▶ **Aim of the exercise**
Below is a block of data; give all of it again word for word.

[Extracted data entries]
'''

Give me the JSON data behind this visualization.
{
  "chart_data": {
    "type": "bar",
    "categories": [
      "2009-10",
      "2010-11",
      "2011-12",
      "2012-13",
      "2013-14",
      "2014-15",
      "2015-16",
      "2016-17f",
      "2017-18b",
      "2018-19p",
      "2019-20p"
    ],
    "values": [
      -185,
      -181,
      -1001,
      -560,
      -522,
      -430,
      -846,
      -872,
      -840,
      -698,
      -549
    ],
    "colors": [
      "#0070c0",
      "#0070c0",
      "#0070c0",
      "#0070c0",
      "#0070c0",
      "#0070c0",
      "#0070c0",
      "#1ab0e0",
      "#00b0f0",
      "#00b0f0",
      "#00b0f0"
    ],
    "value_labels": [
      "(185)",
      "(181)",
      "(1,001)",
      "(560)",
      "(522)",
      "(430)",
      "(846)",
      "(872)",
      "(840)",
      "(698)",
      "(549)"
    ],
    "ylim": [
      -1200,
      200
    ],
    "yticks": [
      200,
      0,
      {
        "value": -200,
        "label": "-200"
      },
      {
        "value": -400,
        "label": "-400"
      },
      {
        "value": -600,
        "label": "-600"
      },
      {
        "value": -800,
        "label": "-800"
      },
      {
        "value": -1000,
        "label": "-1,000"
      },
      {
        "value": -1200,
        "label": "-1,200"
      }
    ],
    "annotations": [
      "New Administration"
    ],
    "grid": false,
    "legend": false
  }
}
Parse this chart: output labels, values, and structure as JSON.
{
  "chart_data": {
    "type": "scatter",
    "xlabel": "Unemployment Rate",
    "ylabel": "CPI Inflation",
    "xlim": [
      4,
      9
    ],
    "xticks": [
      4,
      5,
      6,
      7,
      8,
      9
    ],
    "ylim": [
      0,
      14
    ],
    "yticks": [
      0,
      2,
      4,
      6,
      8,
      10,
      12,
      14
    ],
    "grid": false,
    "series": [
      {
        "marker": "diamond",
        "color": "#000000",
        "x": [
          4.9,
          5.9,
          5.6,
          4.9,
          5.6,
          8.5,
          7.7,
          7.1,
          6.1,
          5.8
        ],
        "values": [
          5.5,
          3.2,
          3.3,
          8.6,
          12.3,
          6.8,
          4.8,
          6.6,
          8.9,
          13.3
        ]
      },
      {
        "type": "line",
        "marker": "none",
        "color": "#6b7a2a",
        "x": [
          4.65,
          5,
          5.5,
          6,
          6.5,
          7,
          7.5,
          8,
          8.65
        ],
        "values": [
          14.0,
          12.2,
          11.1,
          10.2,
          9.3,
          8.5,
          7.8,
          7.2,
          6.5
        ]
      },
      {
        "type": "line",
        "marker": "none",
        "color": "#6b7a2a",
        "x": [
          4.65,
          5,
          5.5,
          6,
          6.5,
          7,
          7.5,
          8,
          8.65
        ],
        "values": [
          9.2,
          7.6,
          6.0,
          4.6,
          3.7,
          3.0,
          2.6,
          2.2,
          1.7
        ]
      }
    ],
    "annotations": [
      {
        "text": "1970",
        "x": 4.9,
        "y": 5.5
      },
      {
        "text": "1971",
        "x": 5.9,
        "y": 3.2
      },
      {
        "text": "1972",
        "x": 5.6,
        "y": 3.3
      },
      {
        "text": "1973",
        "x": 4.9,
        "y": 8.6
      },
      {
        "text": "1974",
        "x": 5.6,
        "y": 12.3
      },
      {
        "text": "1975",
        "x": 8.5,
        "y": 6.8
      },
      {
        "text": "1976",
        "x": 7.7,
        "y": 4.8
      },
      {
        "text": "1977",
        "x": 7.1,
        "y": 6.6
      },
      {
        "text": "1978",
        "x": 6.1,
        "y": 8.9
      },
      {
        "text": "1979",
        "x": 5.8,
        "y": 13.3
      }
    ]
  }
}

'''

▶ **Full solution**
Give me the JSON data behind this visualization.
{
  "chart_data": {
    "type": "bar",
    "categories": [
      "2009-10",
      "2010-11",
      "2011-12",
      "2012-13",
      "2013-14",
      "2014-15",
      "2015-16",
      "2016-17f",
      "2017-18b",
      "2018-19p",
      "2019-20p"
    ],
    "values": [
      -185,
      -181,
      -1001,
      -560,
      -522,
      -430,
      -846,
      -872,
      -840,
      -698,
      -549
    ],
    "colors": [
      "#0070c0",
      "#0070c0",
      "#0070c0",
      "#0070c0",
      "#0070c0",
      "#0070c0",
      "#0070c0",
      "#1ab0e0",
      "#00b0f0",
      "#00b0f0",
      "#00b0f0"
    ],
    "value_labels": [
      "(185)",
      "(181)",
      "(1,001)",
      "(560)",
      "(522)",
      "(430)",
      "(846)",
      "(872)",
      "(840)",
      "(698)",
      "(549)"
    ],
    "ylim": [
      -1200,
      200
    ],
    "yticks": [
      200,
      0,
      {
        "value": -200,
        "label": "-200"
      },
      {
        "value": -400,
        "label": "-400"
      },
      {
        "value": -600,
        "label": "-600"
      },
      {
        "value": -800,
        "label": "-800"
      },
      {
        "value": -1000,
        "label": "-1,000"
      },
      {
        "value": -1200,
        "label": "-1,200"
      }
    ],
    "annotations": [
      "New Administration"
    ],
    "grid": false,
    "legend": false
  }
}
Parse this chart: output labels, values, and structure as JSON.
{
  "chart_data": {
    "type": "scatter",
    "xlabel": "Unemployment Rate",
    "ylabel": "CPI Inflation",
    "xlim": [
      4,
      9
    ],
    "xticks": [
      4,
      5,
      6,
      7,
      8,
      9
    ],
    "ylim": [
      0,
      14
    ],
    "yticks": [
      0,
      2,
      4,
      6,
      8,
      10,
      12,
      14
    ],
    "grid": false,
    "series": [
      {
        "marker": "diamond",
        "color": "#000000",
        "x": [
          4.9,
          5.9,
          5.6,
          4.9,
          5.6,
          8.5,
          7.7,
          7.1,
          6.1,
          5.8
        ],
        "values": [
          5.5,
          3.2,
          3.3,
          8.6,
          12.3,
          6.8,
          4.8,
          6.6,
          8.9,
          13.3
        ]
      },
      {
        "type": "line",
        "marker": "none",
        "color": "#6b7a2a",
        "x": [
          4.65,
          5,
          5.5,
          6,
          6.5,
          7,
          7.5,
          8,
          8.65
        ],
        "values": [
          14.0,
          12.2,
          11.1,
          10.2,
          9.3,
          8.5,
          7.8,
          7.2,
          6.5
        ]
      },
      {
        "type": "line",
        "marker": "none",
        "color": "#6b7a2a",
        "x": [
          4.65,
          5,
          5.5,
          6,
          6.5,
          7,
          7.5,
          8,
          8.65
        ],
        "values": [
          9.2,
          7.6,
          6.0,
          4.6,
          3.7,
          3.0,
          2.6,
          2.2,
          1.7
        ]
      }
    ],
    "annotations": [
      {
        "text": "1970",
        "x": 4.9,
        "y": 5.5
      },
      {
        "text": "1971",
        "x": 5.9,
        "y": 3.2
      },
      {
        "text": "1972",
        "x": 5.6,
        "y": 3.3
      },
      {
        "text": "1973",
        "x": 4.9,
        "y": 8.6
      },
      {
        "text": "1974",
        "x": 5.6,
        "y": 12.3
      },
      {
        "text": "1975",
        "x": 8.5,
        "y": 6.8
      },
      {
        "text": "1976",
        "x": 7.7,
        "y": 4.8
      },
      {
        "text": "1977",
        "x": 7.1,
        "y": 6.6
      },
      {
        "text": "1978",
        "x": 6.1,
        "y": 8.9
      },
      {
        "text": "1979",
        "x": 5.8,
        "y": 13.3
      }
    ]
  }
}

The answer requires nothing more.